[YOUR GOAL] How many lines of the entries below include the word "page"? Answer with the number alone.

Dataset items
-- START --
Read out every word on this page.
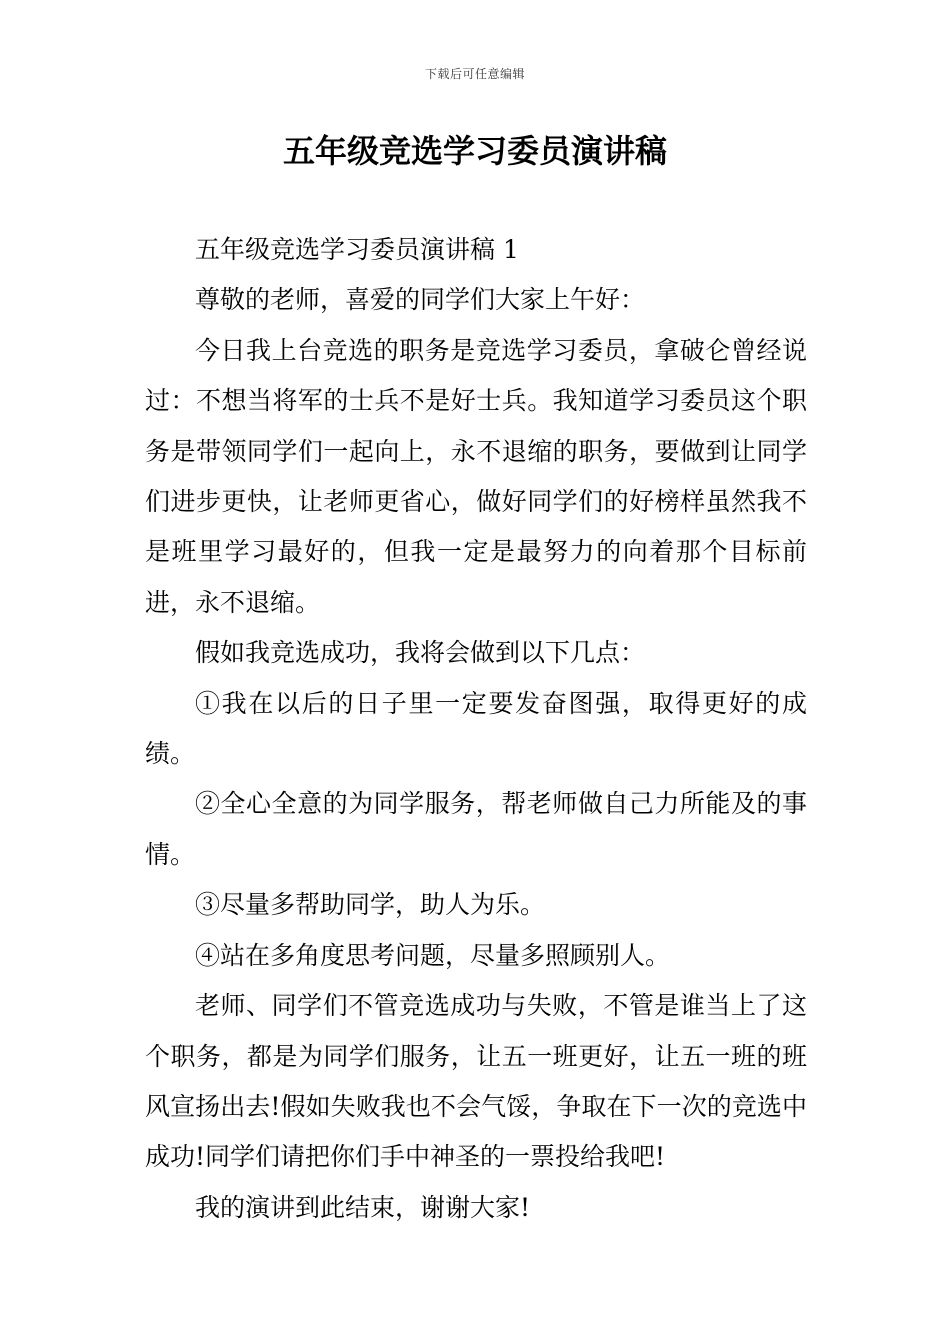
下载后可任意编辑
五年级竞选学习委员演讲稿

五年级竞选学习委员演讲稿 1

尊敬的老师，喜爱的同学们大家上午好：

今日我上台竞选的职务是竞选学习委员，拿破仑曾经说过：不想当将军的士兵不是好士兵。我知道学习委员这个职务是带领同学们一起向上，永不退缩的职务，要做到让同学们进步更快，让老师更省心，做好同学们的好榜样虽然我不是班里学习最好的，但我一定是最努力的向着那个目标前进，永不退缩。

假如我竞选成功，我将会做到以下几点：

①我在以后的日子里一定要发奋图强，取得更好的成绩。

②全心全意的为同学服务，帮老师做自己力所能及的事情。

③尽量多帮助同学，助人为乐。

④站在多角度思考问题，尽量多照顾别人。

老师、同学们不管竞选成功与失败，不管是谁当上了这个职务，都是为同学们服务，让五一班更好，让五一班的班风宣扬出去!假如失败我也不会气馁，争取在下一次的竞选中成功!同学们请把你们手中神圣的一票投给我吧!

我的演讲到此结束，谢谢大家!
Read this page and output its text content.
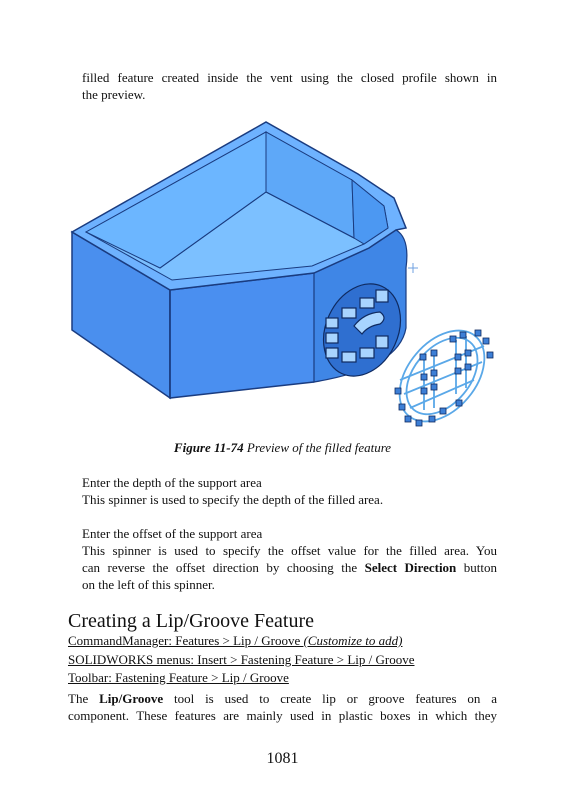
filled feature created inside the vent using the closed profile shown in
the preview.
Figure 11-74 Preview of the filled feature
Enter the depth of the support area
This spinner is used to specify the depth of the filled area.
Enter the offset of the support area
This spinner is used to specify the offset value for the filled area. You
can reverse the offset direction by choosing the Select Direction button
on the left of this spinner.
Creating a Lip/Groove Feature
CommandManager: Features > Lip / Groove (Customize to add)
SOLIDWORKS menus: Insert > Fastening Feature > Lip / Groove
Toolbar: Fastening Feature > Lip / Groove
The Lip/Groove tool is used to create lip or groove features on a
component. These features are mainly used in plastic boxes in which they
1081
-- END --
[SOLUTION TO THIS EXERCISE] 2